=== PROVIDED RECORDS ===
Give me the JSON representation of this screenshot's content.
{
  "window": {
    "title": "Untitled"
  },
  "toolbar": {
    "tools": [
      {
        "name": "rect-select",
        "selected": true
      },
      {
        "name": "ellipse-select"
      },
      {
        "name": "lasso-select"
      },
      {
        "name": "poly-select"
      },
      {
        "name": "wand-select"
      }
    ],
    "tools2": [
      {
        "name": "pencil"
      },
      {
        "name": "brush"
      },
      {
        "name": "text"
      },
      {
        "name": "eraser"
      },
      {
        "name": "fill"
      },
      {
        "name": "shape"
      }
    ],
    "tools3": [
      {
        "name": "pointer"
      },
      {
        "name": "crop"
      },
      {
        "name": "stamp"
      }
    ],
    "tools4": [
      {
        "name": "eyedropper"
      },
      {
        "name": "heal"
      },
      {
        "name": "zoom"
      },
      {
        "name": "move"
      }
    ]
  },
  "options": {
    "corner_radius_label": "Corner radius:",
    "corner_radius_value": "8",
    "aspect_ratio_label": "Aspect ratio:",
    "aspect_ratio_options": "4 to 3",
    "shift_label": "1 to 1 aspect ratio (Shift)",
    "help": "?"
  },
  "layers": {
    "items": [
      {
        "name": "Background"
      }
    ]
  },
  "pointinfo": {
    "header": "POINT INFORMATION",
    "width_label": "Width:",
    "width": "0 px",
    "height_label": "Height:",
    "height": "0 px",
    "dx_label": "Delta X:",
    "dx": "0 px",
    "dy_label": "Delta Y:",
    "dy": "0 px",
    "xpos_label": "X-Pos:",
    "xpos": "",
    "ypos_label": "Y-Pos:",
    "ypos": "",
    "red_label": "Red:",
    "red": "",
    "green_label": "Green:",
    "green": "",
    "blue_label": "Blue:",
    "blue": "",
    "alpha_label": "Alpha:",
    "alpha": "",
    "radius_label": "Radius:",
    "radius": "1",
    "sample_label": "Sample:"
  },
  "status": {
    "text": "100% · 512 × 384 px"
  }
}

=== THE EXERCISE ===
Go through the records and print each one exactly.

=== EXERCISE SOLUTION ===
Give me the JSON representation of this screenshot's content.
{
  "window": {
    "title": "Untitled"
  },
  "toolbar": {
    "tools": [
      {
        "name": "rect-select",
        "selected": true
      },
      {
        "name": "ellipse-select"
      },
      {
        "name": "lasso-select"
      },
      {
        "name": "poly-select"
      },
      {
        "name": "wand-select"
      }
    ],
    "tools2": [
      {
        "name": "pencil"
      },
      {
        "name": "brush"
      },
      {
        "name": "text"
      },
      {
        "name": "eraser"
      },
      {
        "name": "fill"
      },
      {
        "name": "shape"
      }
    ],
    "tools3": [
      {
        "name": "pointer"
      },
      {
        "name": "crop"
      },
      {
        "name": "stamp"
      }
    ],
    "tools4": [
      {
        "name": "eyedropper"
      },
      {
        "name": "heal"
      },
      {
        "name": "zoom"
      },
      {
        "name": "move"
      }
    ]
  },
  "options": {
    "corner_radius_label": "Corner radius:",
    "corner_radius_value": "8",
    "aspect_ratio_label": "Aspect ratio:",
    "aspect_ratio_options": "4 to 3",
    "shift_label": "1 to 1 aspect ratio (Shift)",
    "help": "?"
  },
  "layers": {
    "items": [
      {
        "name": "Background"
      }
    ]
  },
  "pointinfo": {
    "header": "POINT INFORMATION",
    "width_label": "Width:",
    "width": "0 px",
    "height_label": "Height:",
    "height": "0 px",
    "dx_label": "Delta X:",
    "dx": "0 px",
    "dy_label": "Delta Y:",
    "dy": "0 px",
    "xpos_label": "X-Pos:",
    "xpos": "",
    "ypos_label": "Y-Pos:",
    "ypos": "",
    "red_label": "Red:",
    "red": "",
    "green_label": "Green:",
    "green": "",
    "blue_label": "Blue:",
    "blue": "",
    "alpha_label": "Alpha:",
    "alpha": "",
    "radius_label": "Radius:",
    "radius": "1",
    "sample_label": "Sample:"
  },
  "status": {
    "text": "100% · 512 × 384 px"
  }
}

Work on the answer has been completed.